Stated problem =
An exact copy of the records is required, minus the pictures they hold.

Provided records =
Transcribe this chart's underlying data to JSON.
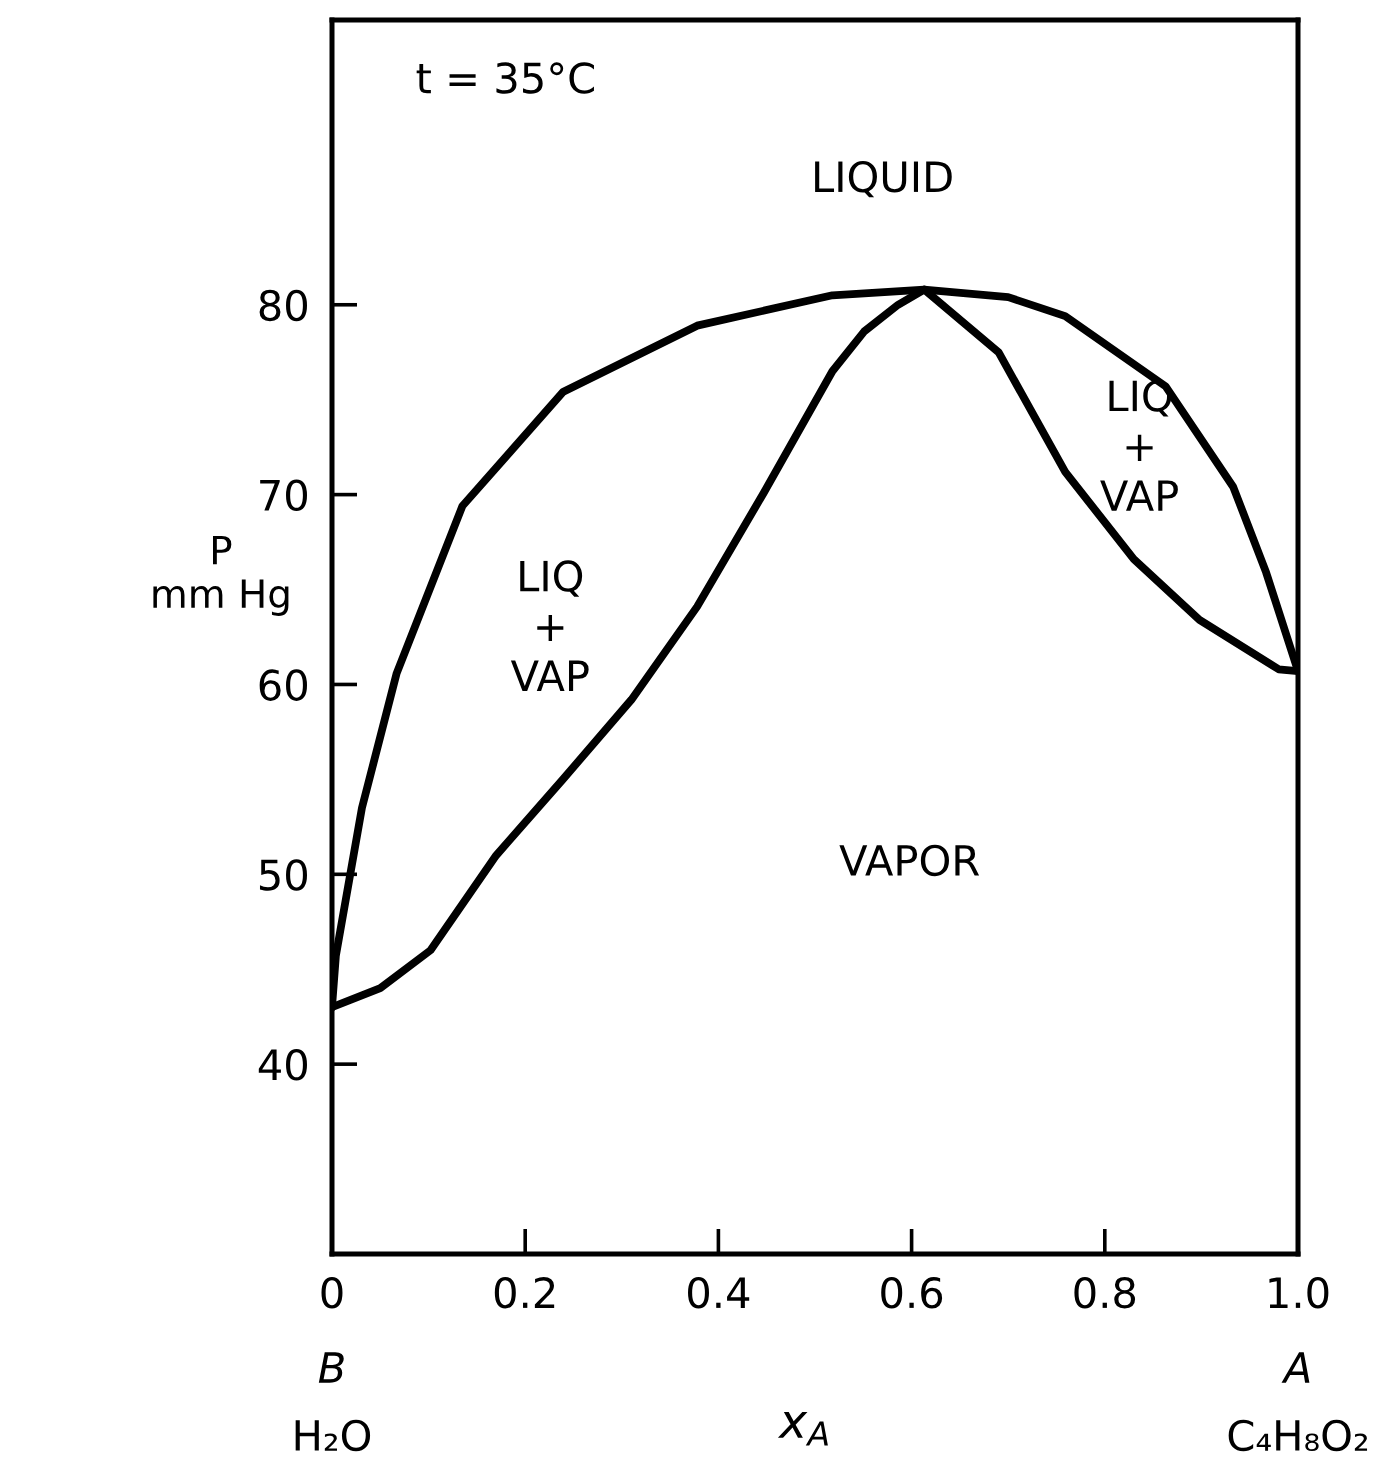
{
  "chart_data": {
    "type": "line",
    "xlabel": "x$_{A}$",
    "ylabel": "P\nmm Hg",
    "series": [
      {
        "color": "#000000",
        "x": [
          0,
          0.004,
          0.031,
          0.067,
          0.135,
          0.239,
          0.378,
          0.518,
          0.613,
          0.7,
          0.759,
          0.863,
          0.933,
          0.967,
          1.0
        ],
        "values": [
          43,
          45.7,
          53.5,
          60.6,
          69.4,
          75.4,
          78.9,
          80.5,
          80.8,
          80.4,
          79.4,
          75.7,
          70.4,
          65.9,
          60.7
        ]
      },
      {
        "color": "#000000",
        "x": [
          0,
          0.05,
          0.102,
          0.17,
          0.239,
          0.31,
          0.378,
          0.447,
          0.518,
          0.551,
          0.586,
          0.613,
          0.69,
          0.759,
          0.83,
          0.898,
          0.98,
          1.0
        ],
        "values": [
          43,
          44.0,
          46.0,
          51.0,
          55.0,
          59.2,
          64.1,
          70.1,
          76.5,
          78.6,
          80.0,
          80.8,
          77.5,
          71.2,
          66.6,
          63.4,
          60.8,
          60.7
        ]
      }
    ],
    "xlim": [
      0,
      1
    ],
    "ylim": [
      30,
      95
    ],
    "xticks": [
      0,
      0.2,
      0.4,
      0.6,
      0.8,
      {
        "value": 1,
        "label": "1.0"
      }
    ],
    "yticks": [
      40,
      50,
      60,
      70,
      80
    ],
    "marker": "none",
    "line_style": "solid",
    "grid": false,
    "legend": false,
    "annotations": [
      "t = 35°C",
      "LIQUID",
      "LIQ\n+\nVAP",
      "LIQ\n+\nVAP",
      "VAPOR",
      "B",
      "H₂O",
      "A",
      "C₄H₈O₂"
    ]
  }
}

Exercise response =
Transcribe this chart's underlying data to JSON.
{
  "chart_data": {
    "type": "line",
    "xlabel": "x$_{A}$",
    "ylabel": "P\nmm Hg",
    "series": [
      {
        "color": "#000000",
        "x": [
          0,
          0.004,
          0.031,
          0.067,
          0.135,
          0.239,
          0.378,
          0.518,
          0.613,
          0.7,
          0.759,
          0.863,
          0.933,
          0.967,
          1.0
        ],
        "values": [
          43,
          45.7,
          53.5,
          60.6,
          69.4,
          75.4,
          78.9,
          80.5,
          80.8,
          80.4,
          79.4,
          75.7,
          70.4,
          65.9,
          60.7
        ]
      },
      {
        "color": "#000000",
        "x": [
          0,
          0.05,
          0.102,
          0.17,
          0.239,
          0.31,
          0.378,
          0.447,
          0.518,
          0.551,
          0.586,
          0.613,
          0.69,
          0.759,
          0.83,
          0.898,
          0.98,
          1.0
        ],
        "values": [
          43,
          44.0,
          46.0,
          51.0,
          55.0,
          59.2,
          64.1,
          70.1,
          76.5,
          78.6,
          80.0,
          80.8,
          77.5,
          71.2,
          66.6,
          63.4,
          60.8,
          60.7
        ]
      }
    ],
    "xlim": [
      0,
      1
    ],
    "ylim": [
      30,
      95
    ],
    "xticks": [
      0,
      0.2,
      0.4,
      0.6,
      0.8,
      {
        "value": 1,
        "label": "1.0"
      }
    ],
    "yticks": [
      40,
      50,
      60,
      70,
      80
    ],
    "marker": "none",
    "line_style": "solid",
    "grid": false,
    "legend": false,
    "annotations": [
      "t = 35°C",
      "LIQUID",
      "LIQ\n+\nVAP",
      "LIQ\n+\nVAP",
      "VAPOR",
      "B",
      "H₂O",
      "A",
      "C₄H₈O₂"
    ]
  }
}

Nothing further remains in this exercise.